STATED TASK: Set down the full listing exactly, character for character.

-- MATERIAL PROVIDED start --

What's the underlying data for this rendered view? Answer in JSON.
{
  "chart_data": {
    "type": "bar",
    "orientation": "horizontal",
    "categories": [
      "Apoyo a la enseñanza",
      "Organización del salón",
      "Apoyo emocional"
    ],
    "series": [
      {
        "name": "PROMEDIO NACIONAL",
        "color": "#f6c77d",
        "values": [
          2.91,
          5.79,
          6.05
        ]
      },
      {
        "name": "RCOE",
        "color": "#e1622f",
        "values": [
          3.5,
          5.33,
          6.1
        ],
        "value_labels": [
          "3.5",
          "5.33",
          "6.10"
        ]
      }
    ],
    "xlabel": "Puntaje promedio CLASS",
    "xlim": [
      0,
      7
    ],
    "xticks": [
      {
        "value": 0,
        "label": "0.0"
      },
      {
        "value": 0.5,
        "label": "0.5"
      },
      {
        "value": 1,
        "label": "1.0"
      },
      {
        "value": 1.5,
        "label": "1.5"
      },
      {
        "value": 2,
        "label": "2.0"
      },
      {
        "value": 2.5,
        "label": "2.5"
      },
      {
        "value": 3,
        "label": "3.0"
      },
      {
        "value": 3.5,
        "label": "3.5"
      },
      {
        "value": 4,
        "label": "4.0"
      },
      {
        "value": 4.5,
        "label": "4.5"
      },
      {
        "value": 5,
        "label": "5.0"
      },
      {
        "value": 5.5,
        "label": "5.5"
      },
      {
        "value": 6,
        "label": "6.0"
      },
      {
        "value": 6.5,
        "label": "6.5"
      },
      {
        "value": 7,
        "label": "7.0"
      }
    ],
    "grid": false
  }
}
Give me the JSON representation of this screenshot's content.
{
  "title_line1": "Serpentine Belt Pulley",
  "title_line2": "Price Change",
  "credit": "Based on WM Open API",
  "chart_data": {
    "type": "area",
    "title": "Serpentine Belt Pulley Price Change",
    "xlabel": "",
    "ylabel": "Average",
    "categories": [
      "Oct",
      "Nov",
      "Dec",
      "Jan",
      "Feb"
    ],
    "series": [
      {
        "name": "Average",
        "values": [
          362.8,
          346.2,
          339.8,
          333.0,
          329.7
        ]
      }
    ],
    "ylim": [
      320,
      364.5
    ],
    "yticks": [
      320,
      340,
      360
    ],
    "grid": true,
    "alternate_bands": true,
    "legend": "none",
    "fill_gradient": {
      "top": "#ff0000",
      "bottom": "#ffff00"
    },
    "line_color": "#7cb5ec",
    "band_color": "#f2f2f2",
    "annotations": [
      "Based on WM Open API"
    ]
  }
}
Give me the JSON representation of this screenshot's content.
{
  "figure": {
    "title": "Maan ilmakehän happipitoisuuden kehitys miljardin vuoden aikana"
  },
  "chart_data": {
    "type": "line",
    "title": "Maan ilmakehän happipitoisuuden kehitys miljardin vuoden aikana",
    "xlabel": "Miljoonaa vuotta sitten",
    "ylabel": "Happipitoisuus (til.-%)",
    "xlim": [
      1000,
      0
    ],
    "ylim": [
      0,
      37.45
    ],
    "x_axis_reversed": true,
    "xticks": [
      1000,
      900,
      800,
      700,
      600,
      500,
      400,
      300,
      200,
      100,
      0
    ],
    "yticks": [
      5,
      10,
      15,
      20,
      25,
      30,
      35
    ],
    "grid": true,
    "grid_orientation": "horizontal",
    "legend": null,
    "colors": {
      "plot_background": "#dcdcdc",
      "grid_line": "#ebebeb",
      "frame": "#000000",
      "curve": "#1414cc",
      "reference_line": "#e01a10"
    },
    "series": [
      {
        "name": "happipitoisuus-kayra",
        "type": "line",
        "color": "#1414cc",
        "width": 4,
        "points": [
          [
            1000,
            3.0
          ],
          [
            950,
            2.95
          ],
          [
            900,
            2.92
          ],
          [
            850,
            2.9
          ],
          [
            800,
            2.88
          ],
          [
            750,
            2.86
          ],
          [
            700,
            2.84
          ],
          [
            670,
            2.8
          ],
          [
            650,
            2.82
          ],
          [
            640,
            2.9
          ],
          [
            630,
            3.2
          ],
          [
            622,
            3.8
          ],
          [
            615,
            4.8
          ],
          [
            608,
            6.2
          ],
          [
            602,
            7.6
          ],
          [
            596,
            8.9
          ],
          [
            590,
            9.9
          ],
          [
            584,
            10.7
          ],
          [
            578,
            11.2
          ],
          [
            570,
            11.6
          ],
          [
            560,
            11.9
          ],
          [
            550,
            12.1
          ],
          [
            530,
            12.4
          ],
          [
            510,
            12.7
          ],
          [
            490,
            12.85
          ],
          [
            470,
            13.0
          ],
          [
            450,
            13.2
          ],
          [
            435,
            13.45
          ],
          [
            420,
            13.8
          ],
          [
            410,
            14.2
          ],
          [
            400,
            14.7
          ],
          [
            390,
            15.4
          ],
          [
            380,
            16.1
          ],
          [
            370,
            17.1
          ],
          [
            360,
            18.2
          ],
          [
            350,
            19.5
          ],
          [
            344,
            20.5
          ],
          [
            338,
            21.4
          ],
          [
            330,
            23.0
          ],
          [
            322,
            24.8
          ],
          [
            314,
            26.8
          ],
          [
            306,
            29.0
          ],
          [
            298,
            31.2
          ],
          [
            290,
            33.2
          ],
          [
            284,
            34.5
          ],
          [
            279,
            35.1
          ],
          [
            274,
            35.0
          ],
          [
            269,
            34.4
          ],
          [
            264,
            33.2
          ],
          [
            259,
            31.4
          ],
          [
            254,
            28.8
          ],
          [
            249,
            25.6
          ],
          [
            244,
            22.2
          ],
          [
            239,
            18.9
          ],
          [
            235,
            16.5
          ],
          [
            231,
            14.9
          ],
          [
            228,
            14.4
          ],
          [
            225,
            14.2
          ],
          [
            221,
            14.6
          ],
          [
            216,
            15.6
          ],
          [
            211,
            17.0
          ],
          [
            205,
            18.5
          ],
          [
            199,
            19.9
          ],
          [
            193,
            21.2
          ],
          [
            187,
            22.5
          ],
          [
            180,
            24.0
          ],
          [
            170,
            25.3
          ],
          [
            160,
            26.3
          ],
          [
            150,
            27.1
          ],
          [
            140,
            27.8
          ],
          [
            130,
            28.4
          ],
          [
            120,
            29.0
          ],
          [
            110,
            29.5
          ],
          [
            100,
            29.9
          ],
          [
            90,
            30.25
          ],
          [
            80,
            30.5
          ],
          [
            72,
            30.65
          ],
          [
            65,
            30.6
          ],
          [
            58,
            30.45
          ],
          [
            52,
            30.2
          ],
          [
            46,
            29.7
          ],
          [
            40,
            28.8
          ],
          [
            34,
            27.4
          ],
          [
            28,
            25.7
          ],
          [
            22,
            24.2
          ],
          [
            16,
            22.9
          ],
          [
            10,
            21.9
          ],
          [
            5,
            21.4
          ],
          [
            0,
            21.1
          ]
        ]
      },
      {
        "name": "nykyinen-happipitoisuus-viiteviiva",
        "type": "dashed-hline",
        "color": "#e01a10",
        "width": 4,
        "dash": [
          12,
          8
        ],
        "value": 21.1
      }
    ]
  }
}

-- MATERIAL PROVIDED end --

THE RESULT:
What's the underlying data for this rendered view? Answer in JSON.
{
  "chart_data": {
    "type": "bar",
    "orientation": "horizontal",
    "categories": [
      "Apoyo a la enseñanza",
      "Organización del salón",
      "Apoyo emocional"
    ],
    "series": [
      {
        "name": "PROMEDIO NACIONAL",
        "color": "#f6c77d",
        "values": [
          2.91,
          5.79,
          6.05
        ]
      },
      {
        "name": "RCOE",
        "color": "#e1622f",
        "values": [
          3.5,
          5.33,
          6.1
        ],
        "value_labels": [
          "3.5",
          "5.33",
          "6.10"
        ]
      }
    ],
    "xlabel": "Puntaje promedio CLASS",
    "xlim": [
      0,
      7
    ],
    "xticks": [
      {
        "value": 0,
        "label": "0.0"
      },
      {
        "value": 0.5,
        "label": "0.5"
      },
      {
        "value": 1,
        "label": "1.0"
      },
      {
        "value": 1.5,
        "label": "1.5"
      },
      {
        "value": 2,
        "label": "2.0"
      },
      {
        "value": 2.5,
        "label": "2.5"
      },
      {
        "value": 3,
        "label": "3.0"
      },
      {
        "value": 3.5,
        "label": "3.5"
      },
      {
        "value": 4,
        "label": "4.0"
      },
      {
        "value": 4.5,
        "label": "4.5"
      },
      {
        "value": 5,
        "label": "5.0"
      },
      {
        "value": 5.5,
        "label": "5.5"
      },
      {
        "value": 6,
        "label": "6.0"
      },
      {
        "value": 6.5,
        "label": "6.5"
      },
      {
        "value": 7,
        "label": "7.0"
      }
    ],
    "grid": false
  }
}
Give me the JSON representation of this screenshot's content.
{
  "title_line1": "Serpentine Belt Pulley",
  "title_line2": "Price Change",
  "credit": "Based on WM Open API",
  "chart_data": {
    "type": "area",
    "title": "Serpentine Belt Pulley Price Change",
    "xlabel": "",
    "ylabel": "Average",
    "categories": [
      "Oct",
      "Nov",
      "Dec",
      "Jan",
      "Feb"
    ],
    "series": [
      {
        "name": "Average",
        "values": [
          362.8,
          346.2,
          339.8,
          333.0,
          329.7
        ]
      }
    ],
    "ylim": [
      320,
      364.5
    ],
    "yticks": [
      320,
      340,
      360
    ],
    "grid": true,
    "alternate_bands": true,
    "legend": "none",
    "fill_gradient": {
      "top": "#ff0000",
      "bottom": "#ffff00"
    },
    "line_color": "#7cb5ec",
    "band_color": "#f2f2f2",
    "annotations": [
      "Based on WM Open API"
    ]
  }
}
Give me the JSON representation of this screenshot's content.
{
  "figure": {
    "title": "Maan ilmakehän happipitoisuuden kehitys miljardin vuoden aikana"
  },
  "chart_data": {
    "type": "line",
    "title": "Maan ilmakehän happipitoisuuden kehitys miljardin vuoden aikana",
    "xlabel": "Miljoonaa vuotta sitten",
    "ylabel": "Happipitoisuus (til.-%)",
    "xlim": [
      1000,
      0
    ],
    "ylim": [
      0,
      37.45
    ],
    "x_axis_reversed": true,
    "xticks": [
      1000,
      900,
      800,
      700,
      600,
      500,
      400,
      300,
      200,
      100,
      0
    ],
    "yticks": [
      5,
      10,
      15,
      20,
      25,
      30,
      35
    ],
    "grid": true,
    "grid_orientation": "horizontal",
    "legend": null,
    "colors": {
      "plot_background": "#dcdcdc",
      "grid_line": "#ebebeb",
      "frame": "#000000",
      "curve": "#1414cc",
      "reference_line": "#e01a10"
    },
    "series": [
      {
        "name": "happipitoisuus-kayra",
        "type": "line",
        "color": "#1414cc",
        "width": 4,
        "points": [
          [
            1000,
            3.0
          ],
          [
            950,
            2.95
          ],
          [
            900,
            2.92
          ],
          [
            850,
            2.9
          ],
          [
            800,
            2.88
          ],
          [
            750,
            2.86
          ],
          [
            700,
            2.84
          ],
          [
            670,
            2.8
          ],
          [
            650,
            2.82
          ],
          [
            640,
            2.9
          ],
          [
            630,
            3.2
          ],
          [
            622,
            3.8
          ],
          [
            615,
            4.8
          ],
          [
            608,
            6.2
          ],
          [
            602,
            7.6
          ],
          [
            596,
            8.9
          ],
          [
            590,
            9.9
          ],
          [
            584,
            10.7
          ],
          [
            578,
            11.2
          ],
          [
            570,
            11.6
          ],
          [
            560,
            11.9
          ],
          [
            550,
            12.1
          ],
          [
            530,
            12.4
          ],
          [
            510,
            12.7
          ],
          [
            490,
            12.85
          ],
          [
            470,
            13.0
          ],
          [
            450,
            13.2
          ],
          [
            435,
            13.45
          ],
          [
            420,
            13.8
          ],
          [
            410,
            14.2
          ],
          [
            400,
            14.7
          ],
          [
            390,
            15.4
          ],
          [
            380,
            16.1
          ],
          [
            370,
            17.1
          ],
          [
            360,
            18.2
          ],
          [
            350,
            19.5
          ],
          [
            344,
            20.5
          ],
          [
            338,
            21.4
          ],
          [
            330,
            23.0
          ],
          [
            322,
            24.8
          ],
          [
            314,
            26.8
          ],
          [
            306,
            29.0
          ],
          [
            298,
            31.2
          ],
          [
            290,
            33.2
          ],
          [
            284,
            34.5
          ],
          [
            279,
            35.1
          ],
          [
            274,
            35.0
          ],
          [
            269,
            34.4
          ],
          [
            264,
            33.2
          ],
          [
            259,
            31.4
          ],
          [
            254,
            28.8
          ],
          [
            249,
            25.6
          ],
          [
            244,
            22.2
          ],
          [
            239,
            18.9
          ],
          [
            235,
            16.5
          ],
          [
            231,
            14.9
          ],
          [
            228,
            14.4
          ],
          [
            225,
            14.2
          ],
          [
            221,
            14.6
          ],
          [
            216,
            15.6
          ],
          [
            211,
            17.0
          ],
          [
            205,
            18.5
          ],
          [
            199,
            19.9
          ],
          [
            193,
            21.2
          ],
          [
            187,
            22.5
          ],
          [
            180,
            24.0
          ],
          [
            170,
            25.3
          ],
          [
            160,
            26.3
          ],
          [
            150,
            27.1
          ],
          [
            140,
            27.8
          ],
          [
            130,
            28.4
          ],
          [
            120,
            29.0
          ],
          [
            110,
            29.5
          ],
          [
            100,
            29.9
          ],
          [
            90,
            30.25
          ],
          [
            80,
            30.5
          ],
          [
            72,
            30.65
          ],
          [
            65,
            30.6
          ],
          [
            58,
            30.45
          ],
          [
            52,
            30.2
          ],
          [
            46,
            29.7
          ],
          [
            40,
            28.8
          ],
          [
            34,
            27.4
          ],
          [
            28,
            25.7
          ],
          [
            22,
            24.2
          ],
          [
            16,
            22.9
          ],
          [
            10,
            21.9
          ],
          [
            5,
            21.4
          ],
          [
            0,
            21.1
          ]
        ]
      },
      {
        "name": "nykyinen-happipitoisuus-viiteviiva",
        "type": "dashed-hline",
        "color": "#e01a10",
        "width": 4,
        "dash": [
          12,
          8
        ],
        "value": 21.1
      }
    ]
  }
}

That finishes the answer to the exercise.